DIRECTION: Each line below is to be written out in full, exactly as shown.

EXERCISE DATA:
**********
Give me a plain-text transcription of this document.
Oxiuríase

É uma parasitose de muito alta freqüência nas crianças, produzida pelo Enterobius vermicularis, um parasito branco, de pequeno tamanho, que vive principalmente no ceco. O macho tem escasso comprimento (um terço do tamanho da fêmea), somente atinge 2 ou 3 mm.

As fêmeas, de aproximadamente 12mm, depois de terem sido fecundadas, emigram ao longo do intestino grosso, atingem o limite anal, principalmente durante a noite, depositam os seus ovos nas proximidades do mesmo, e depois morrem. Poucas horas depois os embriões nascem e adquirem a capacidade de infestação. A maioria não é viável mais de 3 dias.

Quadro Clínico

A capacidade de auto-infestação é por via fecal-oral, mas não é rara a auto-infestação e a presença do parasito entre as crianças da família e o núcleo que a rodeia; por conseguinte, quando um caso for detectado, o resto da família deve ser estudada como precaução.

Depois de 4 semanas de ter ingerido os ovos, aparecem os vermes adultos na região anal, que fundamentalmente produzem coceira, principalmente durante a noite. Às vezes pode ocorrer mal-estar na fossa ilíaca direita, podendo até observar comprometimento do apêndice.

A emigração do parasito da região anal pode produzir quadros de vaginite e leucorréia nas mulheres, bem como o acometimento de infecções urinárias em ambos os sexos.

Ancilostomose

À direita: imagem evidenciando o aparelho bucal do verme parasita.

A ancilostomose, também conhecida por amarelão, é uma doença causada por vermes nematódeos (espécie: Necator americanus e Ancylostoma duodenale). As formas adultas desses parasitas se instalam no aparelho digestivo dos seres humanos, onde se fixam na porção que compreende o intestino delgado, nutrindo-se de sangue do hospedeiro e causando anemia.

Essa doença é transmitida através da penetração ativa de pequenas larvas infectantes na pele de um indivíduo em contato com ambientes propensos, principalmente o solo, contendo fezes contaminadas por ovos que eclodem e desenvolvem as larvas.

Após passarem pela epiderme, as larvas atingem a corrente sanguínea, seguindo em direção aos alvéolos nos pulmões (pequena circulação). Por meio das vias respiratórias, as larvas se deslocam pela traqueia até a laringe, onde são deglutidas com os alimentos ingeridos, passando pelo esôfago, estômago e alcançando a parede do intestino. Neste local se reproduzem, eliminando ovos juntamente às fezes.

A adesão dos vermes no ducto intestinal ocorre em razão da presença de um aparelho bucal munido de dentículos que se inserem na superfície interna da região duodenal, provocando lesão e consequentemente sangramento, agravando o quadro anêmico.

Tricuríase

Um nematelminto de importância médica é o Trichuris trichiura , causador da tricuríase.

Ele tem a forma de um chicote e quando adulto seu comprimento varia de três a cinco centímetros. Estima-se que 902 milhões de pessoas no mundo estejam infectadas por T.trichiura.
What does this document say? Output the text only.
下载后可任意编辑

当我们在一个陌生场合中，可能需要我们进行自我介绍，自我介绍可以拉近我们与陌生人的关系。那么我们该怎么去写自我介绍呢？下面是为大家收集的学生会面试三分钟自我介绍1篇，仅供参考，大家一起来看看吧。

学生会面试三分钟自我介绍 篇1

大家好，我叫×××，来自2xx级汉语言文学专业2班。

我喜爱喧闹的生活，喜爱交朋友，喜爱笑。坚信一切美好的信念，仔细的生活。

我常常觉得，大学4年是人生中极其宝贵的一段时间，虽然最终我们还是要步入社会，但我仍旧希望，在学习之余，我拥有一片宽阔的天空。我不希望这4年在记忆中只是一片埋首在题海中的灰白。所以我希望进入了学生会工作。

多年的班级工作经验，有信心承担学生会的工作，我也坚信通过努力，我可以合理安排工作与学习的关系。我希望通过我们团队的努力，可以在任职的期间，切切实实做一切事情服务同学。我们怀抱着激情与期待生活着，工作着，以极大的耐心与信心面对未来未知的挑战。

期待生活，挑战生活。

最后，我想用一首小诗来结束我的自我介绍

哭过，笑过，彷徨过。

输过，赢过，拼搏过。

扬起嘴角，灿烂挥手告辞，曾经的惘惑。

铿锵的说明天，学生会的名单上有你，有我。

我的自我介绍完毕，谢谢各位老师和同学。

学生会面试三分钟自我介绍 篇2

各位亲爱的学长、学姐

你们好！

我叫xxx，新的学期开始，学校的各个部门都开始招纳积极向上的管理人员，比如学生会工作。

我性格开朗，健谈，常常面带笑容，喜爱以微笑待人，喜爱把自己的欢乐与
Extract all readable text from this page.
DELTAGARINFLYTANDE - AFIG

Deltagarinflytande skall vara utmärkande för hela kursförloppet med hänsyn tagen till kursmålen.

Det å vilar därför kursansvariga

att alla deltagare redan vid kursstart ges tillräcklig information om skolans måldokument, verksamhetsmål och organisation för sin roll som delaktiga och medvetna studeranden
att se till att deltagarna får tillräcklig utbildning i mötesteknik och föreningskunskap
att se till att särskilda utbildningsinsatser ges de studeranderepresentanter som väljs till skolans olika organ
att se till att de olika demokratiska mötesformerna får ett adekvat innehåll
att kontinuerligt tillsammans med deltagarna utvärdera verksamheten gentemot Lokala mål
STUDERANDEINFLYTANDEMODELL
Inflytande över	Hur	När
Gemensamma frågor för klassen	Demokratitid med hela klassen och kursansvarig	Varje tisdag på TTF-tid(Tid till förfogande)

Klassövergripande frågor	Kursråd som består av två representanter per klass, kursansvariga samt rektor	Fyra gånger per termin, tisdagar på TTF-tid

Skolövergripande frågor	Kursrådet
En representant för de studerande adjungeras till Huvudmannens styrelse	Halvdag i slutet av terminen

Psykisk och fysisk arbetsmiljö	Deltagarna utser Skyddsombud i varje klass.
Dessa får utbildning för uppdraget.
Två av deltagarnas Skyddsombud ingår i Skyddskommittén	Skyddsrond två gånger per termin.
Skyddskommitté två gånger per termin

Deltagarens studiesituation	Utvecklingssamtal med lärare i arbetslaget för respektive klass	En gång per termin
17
**********
ANSWER TO THE PROBLEM:
Give me a plain-text transcription of this document.
Oxiuríase

É uma parasitose de muito alta freqüência nas crianças, produzida pelo Enterobius vermicularis, um parasito branco, de pequeno tamanho, que vive principalmente no ceco. O macho tem escasso comprimento (um terço do tamanho da fêmea), somente atinge 2 ou 3 mm.

As fêmeas, de aproximadamente 12mm, depois de terem sido fecundadas, emigram ao longo do intestino grosso, atingem o limite anal, principalmente durante a noite, depositam os seus ovos nas proximidades do mesmo, e depois morrem. Poucas horas depois os embriões nascem e adquirem a capacidade de infestação. A maioria não é viável mais de 3 dias.

Quadro Clínico

A capacidade de auto-infestação é por via fecal-oral, mas não é rara a auto-infestação e a presença do parasito entre as crianças da família e o núcleo que a rodeia; por conseguinte, quando um caso for detectado, o resto da família deve ser estudada como precaução.

Depois de 4 semanas de ter ingerido os ovos, aparecem os vermes adultos na região anal, que fundamentalmente produzem coceira, principalmente durante a noite. Às vezes pode ocorrer mal-estar na fossa ilíaca direita, podendo até observar comprometimento do apêndice.

A emigração do parasito da região anal pode produzir quadros de vaginite e leucorréia nas mulheres, bem como o acometimento de infecções urinárias em ambos os sexos.

Ancilostomose

À direita: imagem evidenciando o aparelho bucal do verme parasita.

A ancilostomose, também conhecida por amarelão, é uma doença causada por vermes nematódeos (espécie: Necator americanus e Ancylostoma duodenale). As formas adultas desses parasitas se instalam no aparelho digestivo dos seres humanos, onde se fixam na porção que compreende o intestino delgado, nutrindo-se de sangue do hospedeiro e causando anemia.

Essa doença é transmitida através da penetração ativa de pequenas larvas infectantes na pele de um indivíduo em contato com ambientes propensos, principalmente o solo, contendo fezes contaminadas por ovos que eclodem e desenvolvem as larvas.

Após passarem pela epiderme, as larvas atingem a corrente sanguínea, seguindo em direção aos alvéolos nos pulmões (pequena circulação). Por meio das vias respiratórias, as larvas se deslocam pela traqueia até a laringe, onde são deglutidas com os alimentos ingeridos, passando pelo esôfago, estômago e alcançando a parede do intestino. Neste local se reproduzem, eliminando ovos juntamente às fezes.

A adesão dos vermes no ducto intestinal ocorre em razão da presença de um aparelho bucal munido de dentículos que se inserem na superfície interna da região duodenal, provocando lesão e consequentemente sangramento, agravando o quadro anêmico.

Tricuríase

Um nematelminto de importância médica é o Trichuris trichiura , causador da tricuríase.

Ele tem a forma de um chicote e quando adulto seu comprimento varia de três a cinco centímetros. Estima-se que 902 milhões de pessoas no mundo estejam infectadas por T.trichiura.
What does this document say? Output the text only.
下载后可任意编辑

当我们在一个陌生场合中，可能需要我们进行自我介绍，自我介绍可以拉近我们与陌生人的关系。那么我们该怎么去写自我介绍呢？下面是为大家收集的学生会面试三分钟自我介绍1篇，仅供参考，大家一起来看看吧。

学生会面试三分钟自我介绍 篇1

大家好，我叫×××，来自2xx级汉语言文学专业2班。

我喜爱喧闹的生活，喜爱交朋友，喜爱笑。坚信一切美好的信念，仔细的生活。

我常常觉得，大学4年是人生中极其宝贵的一段时间，虽然最终我们还是要步入社会，但我仍旧希望，在学习之余，我拥有一片宽阔的天空。我不希望这4年在记忆中只是一片埋首在题海中的灰白。所以我希望进入了学生会工作。

多年的班级工作经验，有信心承担学生会的工作，我也坚信通过努力，我可以合理安排工作与学习的关系。我希望通过我们团队的努力，可以在任职的期间，切切实实做一切事情服务同学。我们怀抱着激情与期待生活着，工作着，以极大的耐心与信心面对未来未知的挑战。

期待生活，挑战生活。

最后，我想用一首小诗来结束我的自我介绍

哭过，笑过，彷徨过。

输过，赢过，拼搏过。

扬起嘴角，灿烂挥手告辞，曾经的惘惑。

铿锵的说明天，学生会的名单上有你，有我。

我的自我介绍完毕，谢谢各位老师和同学。

学生会面试三分钟自我介绍 篇2

各位亲爱的学长、学姐

你们好！

我叫xxx，新的学期开始，学校的各个部门都开始招纳积极向上的管理人员，比如学生会工作。

我性格开朗，健谈，常常面带笑容，喜爱以微笑待人，喜爱把自己的欢乐与
Extract all readable text from this page.
DELTAGARINFLYTANDE - AFIG

Deltagarinflytande skall vara utmärkande för hela kursförloppet med hänsyn tagen till kursmålen.

Det å vilar därför kursansvariga

att alla deltagare redan vid kursstart ges tillräcklig information om skolans måldokument, verksamhetsmål och organisation för sin roll som delaktiga och medvetna studeranden
att se till att deltagarna får tillräcklig utbildning i mötesteknik och föreningskunskap
att se till att särskilda utbildningsinsatser ges de studeranderepresentanter som väljs till skolans olika organ
att se till att de olika demokratiska mötesformerna får ett adekvat innehåll
att kontinuerligt tillsammans med deltagarna utvärdera verksamheten gentemot Lokala mål
STUDERANDEINFLYTANDEMODELL
Inflytande över	Hur	När
Gemensamma frågor för klassen	Demokratitid med hela klassen och kursansvarig	Varje tisdag på TTF-tid(Tid till förfogande)

Klassövergripande frågor	Kursråd som består av två representanter per klass, kursansvariga samt rektor	Fyra gånger per termin, tisdagar på TTF-tid

Skolövergripande frågor	Kursrådet
En representant för de studerande adjungeras till Huvudmannens styrelse	Halvdag i slutet av terminen

Psykisk och fysisk arbetsmiljö	Deltagarna utser Skyddsombud i varje klass.
Dessa får utbildning för uppdraget.
Två av deltagarnas Skyddsombud ingår i Skyddskommittén	Skyddsrond två gånger per termin.
Skyddskommitté två gånger per termin

Deltagarens studiesituation	Utvecklingssamtal med lärare i arbetslaget för respektive klass	En gång per termin
17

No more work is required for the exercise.